**RECORDS PROVIDED:**

>>>

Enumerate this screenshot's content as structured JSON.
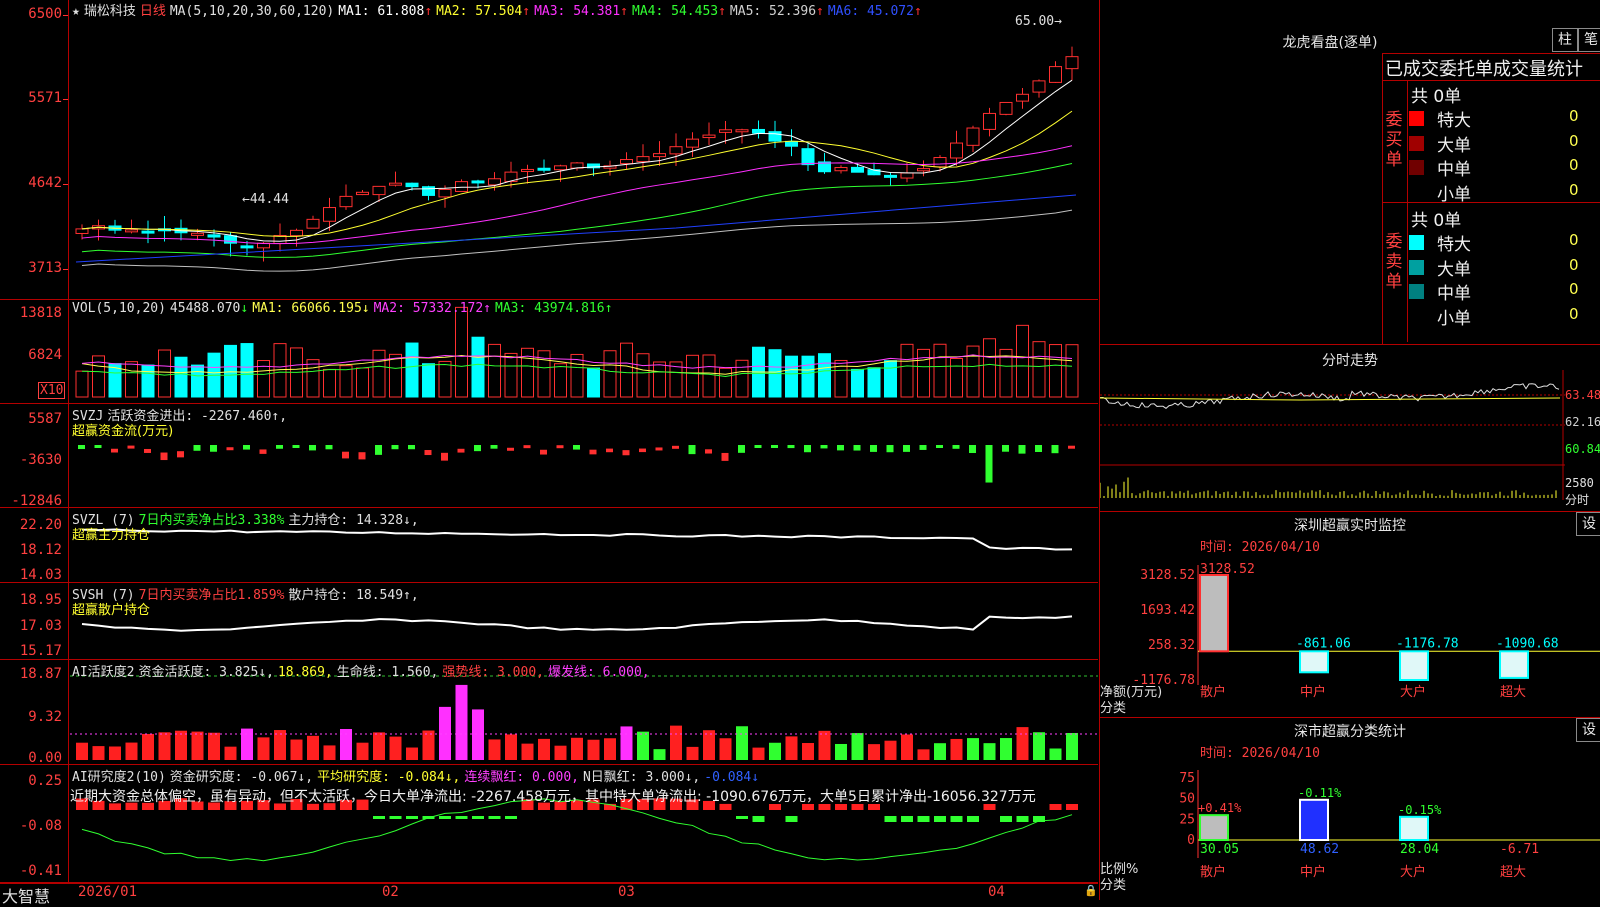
{
  "stock": {
    "star": "★",
    "name": "瑞松科技",
    "period": "日线",
    "ma_label": "MA(5,10,20,30,60,120)",
    "ma": [
      {
        "label": "MA1:",
        "value": "61.808",
        "arrow": "↑",
        "color": "#ffffff"
      },
      {
        "label": "MA2:",
        "value": "57.504",
        "arrow": "↑",
        "color": "#ffff30"
      },
      {
        "label": "MA3:",
        "value": "54.381",
        "arrow": "↑",
        "color": "#ff30ff"
      },
      {
        "label": "MA4:",
        "value": "54.453",
        "arrow": "↑",
        "color": "#30ff30"
      },
      {
        "label": "MA5:",
        "value": "52.396",
        "arrow": "↑",
        "color": "#d0d0d0"
      },
      {
        "label": "MA6:",
        "value": "45.072",
        "arrow": "↑",
        "color": "#3050ff"
      }
    ],
    "high_mark": "65.00",
    "low_mark": "44.44"
  },
  "axes": {
    "price": [
      "6500",
      "5571",
      "4642",
      "3713"
    ],
    "vol": [
      "13818",
      "6824"
    ],
    "vol_unit": "X10",
    "svzj": [
      "5587",
      "-3630",
      "-12846"
    ],
    "svzl": [
      "22.20",
      "18.12",
      "14.03"
    ],
    "svsh": [
      "18.95",
      "17.03",
      "15.17"
    ],
    "ai1": [
      "18.87",
      "9.32",
      "0.00"
    ],
    "ai2": [
      "0.25",
      "-0.08",
      "-0.41"
    ]
  },
  "vol_header": {
    "title": "VOL(5,10,20)",
    "value": "45488.070",
    "arrow": "↓",
    "ma1": "MA1: 66066.195↓",
    "ma2": "MA2: 57332.172↑",
    "ma3": "MA3: 43974.816↑"
  },
  "svzj_header": {
    "title": "SVZJ",
    "text": "活跃资金进出: -2267.460↑,",
    "sub": "超赢资金流(万元)"
  },
  "svzl_header": {
    "title": "SVZL (7)",
    "text1": "7日内买卖净占比3.338%",
    "text2": "主力持仓: 14.328↓,",
    "sub": "超赢主力持仓"
  },
  "svsh_header": {
    "title": "SVSH (7)",
    "text1": "7日内买卖净占比1.859%",
    "text2": "散户持仓: 18.549↑,",
    "sub": "超赢散户持仓"
  },
  "ai1_header": {
    "title": "AI活跃度2",
    "a": "资金活跃度: 3.825↓,",
    "b": "18.869,",
    "c": "生命线: 1.560,",
    "d": "强势线: 3.000,",
    "e": "爆发线: 6.000,"
  },
  "ai2_header": {
    "title": "AI研究度2(10)",
    "a": "资金研究度: -0.067↓,",
    "b": "平均研究度: -0.084↓,",
    "c": "连续飘红: 0.000,",
    "d": "N日飘红: 3.000↓,",
    "e": "-0.084↓",
    "summary": "近期大资金总体偏空，虽有异动，但不太活跃，今日大单净流出: -2267.458万元，其中特大单净流出: -1090.676万元，大单5日累计净出-16056.327万元"
  },
  "dates": [
    "2026/01",
    "02",
    "03",
    "04"
  ],
  "brand": "大智慧",
  "right": {
    "dragon_title": "龙虎看盘(逐单)",
    "btn_bar": "柱",
    "btn_pen": "笔",
    "order_title": "已成交委托单成交量统计",
    "buy_vertical": "委买单",
    "sell_vertical": "委卖单",
    "buy_total": "共 0单",
    "sell_total": "共 0单",
    "buy_rows": [
      {
        "label": "特大",
        "count": "0",
        "pct": "0%",
        "color": "#ff0000"
      },
      {
        "label": "大单",
        "count": "0",
        "pct": "0%",
        "color": "#a00000"
      },
      {
        "label": "中单",
        "count": "0",
        "pct": "0%",
        "color": "#700000"
      },
      {
        "label": "小单",
        "count": "0",
        "pct": "0%",
        "color": "transparent"
      }
    ],
    "sell_rows": [
      {
        "label": "特大",
        "count": "0",
        "pct": "0%",
        "color": "#00ffff"
      },
      {
        "label": "大单",
        "count": "0",
        "pct": "0%",
        "color": "#00a0a0"
      },
      {
        "label": "中单",
        "count": "0",
        "pct": "0%",
        "color": "#008080"
      },
      {
        "label": "小单",
        "count": "0",
        "pct": "0%",
        "color": "transparent"
      }
    ],
    "minute_title": "分时走势",
    "minute_axis": [
      "63.48",
      "62.16",
      "60.84"
    ],
    "minute_vol": "2580",
    "minute_vol_unit": "分时",
    "sz_title": "深圳超赢实时监控",
    "set_btn": "设",
    "sz_time": "时间: 2026/04/10",
    "sz_axis": [
      "3128.52",
      "1693.42",
      "258.32",
      "-1176.78"
    ],
    "sz_bars": [
      {
        "cat": "散户",
        "value": 3128.52,
        "label": "3128.52"
      },
      {
        "cat": "中户",
        "value": -861.06,
        "label": "-861.06"
      },
      {
        "cat": "大户",
        "value": -1176.78,
        "label": "-1176.78"
      },
      {
        "cat": "超大",
        "value": -1090.68,
        "label": "-1090.68"
      }
    ],
    "sz_ylabel": "净额(万元)",
    "sz_xlabel": "分类",
    "sc_title": "深市超赢分类统计",
    "sc_time": "时间: 2026/04/10",
    "sc_axis": [
      "75",
      "50",
      "25",
      "0"
    ],
    "sc_bars": [
      {
        "cat": "散户",
        "value": 30.05,
        "change": "+0.41%"
      },
      {
        "cat": "中户",
        "value": 48.62,
        "change": "-0.11%"
      },
      {
        "cat": "大户",
        "value": 28.04,
        "change": "-0.15%"
      },
      {
        "cat": "超大",
        "value": -6.71,
        "change": ""
      }
    ],
    "sc_ylabel": "比例%",
    "sc_xlabel": "分类"
  }
}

<<<

**INSTRUCTIONS FOR THE TASK:** Filter the records, keeping only lines that contain "change", and show those lines.

**WRITTEN SOLUTION:**
        "change": "+0.41%"
        "change": "-0.11%"
        "change": "-0.15%"
        "change": ""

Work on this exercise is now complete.